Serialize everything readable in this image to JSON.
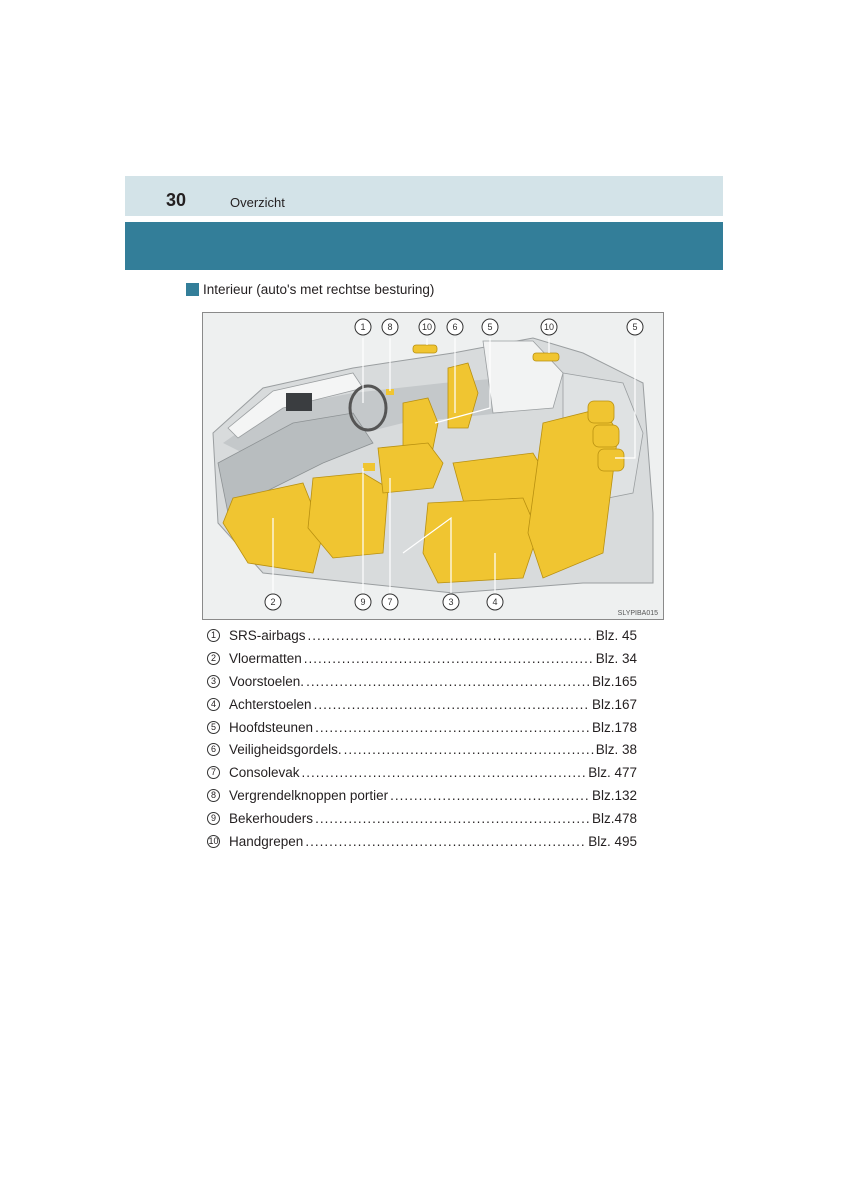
{
  "header": {
    "page_number": "30",
    "chapter_title": "Overzicht"
  },
  "subsection_title": "Interieur (auto's met rechtse besturing)",
  "figure": {
    "code": "SLYPIBA015",
    "callouts": [
      "1",
      "8",
      "10",
      "6",
      "5",
      "10",
      "5",
      "2",
      "9",
      "7",
      "3",
      "4"
    ]
  },
  "items": [
    {
      "num": "1",
      "label": "SRS-airbags",
      "page": "Blz. 45"
    },
    {
      "num": "2",
      "label": "Vloermatten",
      "page": "Blz. 34"
    },
    {
      "num": "3",
      "label": "Voorstoelen.",
      "page": "Blz.165"
    },
    {
      "num": "4",
      "label": "Achterstoelen",
      "page": "Blz.167"
    },
    {
      "num": "5",
      "label": "Hoofdsteunen",
      "page": "Blz.178"
    },
    {
      "num": "6",
      "label": "Veiligheidsgordels.",
      "page": "Blz. 38"
    },
    {
      "num": "7",
      "label": "Consolevak",
      "page": "Blz. 477"
    },
    {
      "num": "8",
      "label": "Vergrendelknoppen portier",
      "page": "Blz.132"
    },
    {
      "num": "9",
      "label": "Bekerhouders",
      "page": "Blz.478"
    },
    {
      "num": "10",
      "label": "Handgrepen",
      "page": "Blz. 495"
    }
  ],
  "colors": {
    "header_band": "#d3e3e8",
    "section_band": "#337e99",
    "highlight_yellow": "#f0c531"
  }
}
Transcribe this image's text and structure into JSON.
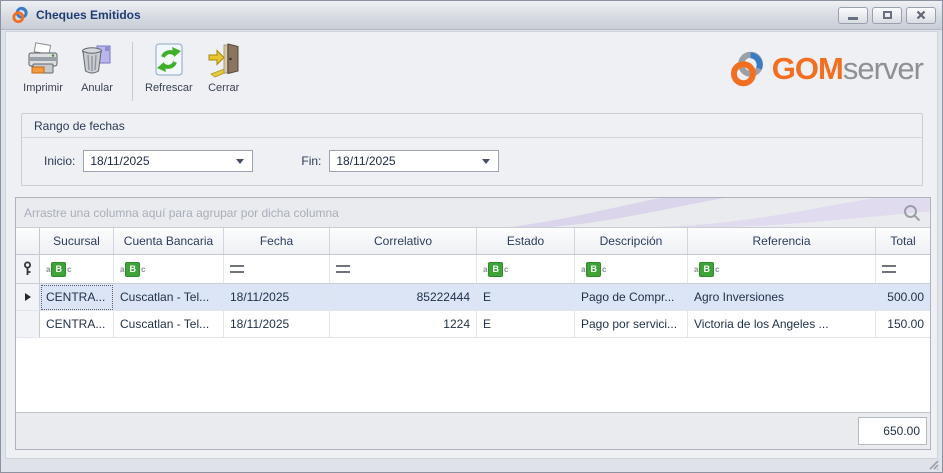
{
  "window": {
    "title": "Cheques Emitidos"
  },
  "toolbar": {
    "buttons": [
      {
        "label": "Imprimir"
      },
      {
        "label": "Anular"
      },
      {
        "label": "Refrescar"
      },
      {
        "label": "Cerrar"
      }
    ],
    "brand": {
      "gom": "GOM",
      "server": "server"
    }
  },
  "date_range": {
    "title": "Rango de fechas",
    "inicio": {
      "label": "Inicio:",
      "value": "18/11/2025"
    },
    "fin": {
      "label": "Fin:",
      "value": "18/11/2025"
    }
  },
  "grid": {
    "group_panel_text": "Arrastre una columna aquí para agrupar por dicha columna",
    "columns": [
      {
        "label": "Sucursal",
        "filter": "contains"
      },
      {
        "label": "Cuenta Bancaria",
        "filter": "contains"
      },
      {
        "label": "Fecha",
        "filter": "equals"
      },
      {
        "label": "Correlativo",
        "filter": "equals"
      },
      {
        "label": "Estado",
        "filter": "contains"
      },
      {
        "label": "Descripción",
        "filter": "contains"
      },
      {
        "label": "Referencia",
        "filter": "contains"
      },
      {
        "label": "Total",
        "filter": "equals"
      }
    ],
    "rows": [
      {
        "sucursal": "CENTRA...",
        "cuenta_bancaria": "Cuscatlan - Tel...",
        "fecha": "18/11/2025",
        "correlativo": "85222444",
        "estado": "E",
        "descripcion": "Pago de Compr...",
        "referencia": "Agro Inversiones",
        "total": "500.00"
      },
      {
        "sucursal": "CENTRA...",
        "cuenta_bancaria": "Cuscatlan - Tel...",
        "fecha": "18/11/2025",
        "correlativo": "1224",
        "estado": "E",
        "descripcion": "Pago por servici...",
        "referencia": "Victoria de los Angeles ...",
        "total": "150.00"
      }
    ],
    "summary_total": "650.00"
  },
  "icons": {
    "abc": {
      "a": "a",
      "b": "B",
      "c": "c"
    }
  },
  "colors": {
    "brand_orange": "#f26f21",
    "brand_gray": "#8d9094",
    "title_text": "#1f3c73",
    "selected_row": "#dbe5f5",
    "filter_green": "#3fa33a"
  }
}
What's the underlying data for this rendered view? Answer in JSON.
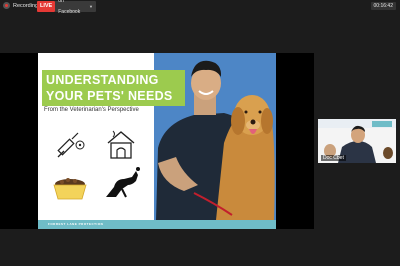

○ ○ ○ ○ ○

• What is expected: Gather up the lines containing the word "image" from these records and copy them.

• Complete answer:
Serialize everything readable in this image to JSON.
Transcribe this image's text and structure into JSON.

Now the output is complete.